What to produce
Reproduce the material in full, unchanged.

Collected data entries
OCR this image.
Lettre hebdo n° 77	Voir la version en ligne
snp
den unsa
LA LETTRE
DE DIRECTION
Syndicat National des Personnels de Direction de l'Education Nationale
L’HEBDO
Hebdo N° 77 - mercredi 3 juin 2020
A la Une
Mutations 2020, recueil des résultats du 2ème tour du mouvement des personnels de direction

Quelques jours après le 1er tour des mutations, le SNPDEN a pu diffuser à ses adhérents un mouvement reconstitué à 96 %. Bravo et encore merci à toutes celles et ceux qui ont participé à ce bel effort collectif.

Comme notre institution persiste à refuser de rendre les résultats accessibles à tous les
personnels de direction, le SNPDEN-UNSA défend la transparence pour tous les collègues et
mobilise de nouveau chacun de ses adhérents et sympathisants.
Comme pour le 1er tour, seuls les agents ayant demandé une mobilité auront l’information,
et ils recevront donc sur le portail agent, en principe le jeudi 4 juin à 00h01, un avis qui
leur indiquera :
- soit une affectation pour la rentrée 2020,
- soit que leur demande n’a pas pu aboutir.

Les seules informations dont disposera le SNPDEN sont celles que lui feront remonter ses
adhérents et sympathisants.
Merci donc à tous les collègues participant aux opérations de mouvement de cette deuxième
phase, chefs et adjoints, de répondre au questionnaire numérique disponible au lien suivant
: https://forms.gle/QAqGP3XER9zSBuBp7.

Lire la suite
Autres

Completed exercise
OCR this image.
Lettre hebdo n° 77	Voir la version en ligne
snp
den unsa
LA LETTRE
DE DIRECTION
Syndicat National des Personnels de Direction de l'Education Nationale
L’HEBDO
Hebdo N° 77 - mercredi 3 juin 2020
A la Une
Mutations 2020, recueil des résultats du 2ème tour du mouvement des personnels de direction

Quelques jours après le 1er tour des mutations, le SNPDEN a pu diffuser à ses adhérents un mouvement reconstitué à 96 %. Bravo et encore merci à toutes celles et ceux qui ont participé à ce bel effort collectif.

Comme notre institution persiste à refuser de rendre les résultats accessibles à tous les
personnels de direction, le SNPDEN-UNSA défend la transparence pour tous les collègues et
mobilise de nouveau chacun de ses adhérents et sympathisants.
Comme pour le 1er tour, seuls les agents ayant demandé une mobilité auront l’information,
et ils recevront donc sur le portail agent, en principe le jeudi 4 juin à 00h01, un avis qui
leur indiquera :
- soit une affectation pour la rentrée 2020,
- soit que leur demande n’a pas pu aboutir.

Les seules informations dont disposera le SNPDEN sont celles que lui feront remonter ses
adhérents et sympathisants.
Merci donc à tous les collègues participant aux opérations de mouvement de cette deuxième
phase, chefs et adjoints, de répondre au questionnaire numérique disponible au lien suivant
: https://forms.gle/QAqGP3XER9zSBuBp7.

Lire la suite
Autres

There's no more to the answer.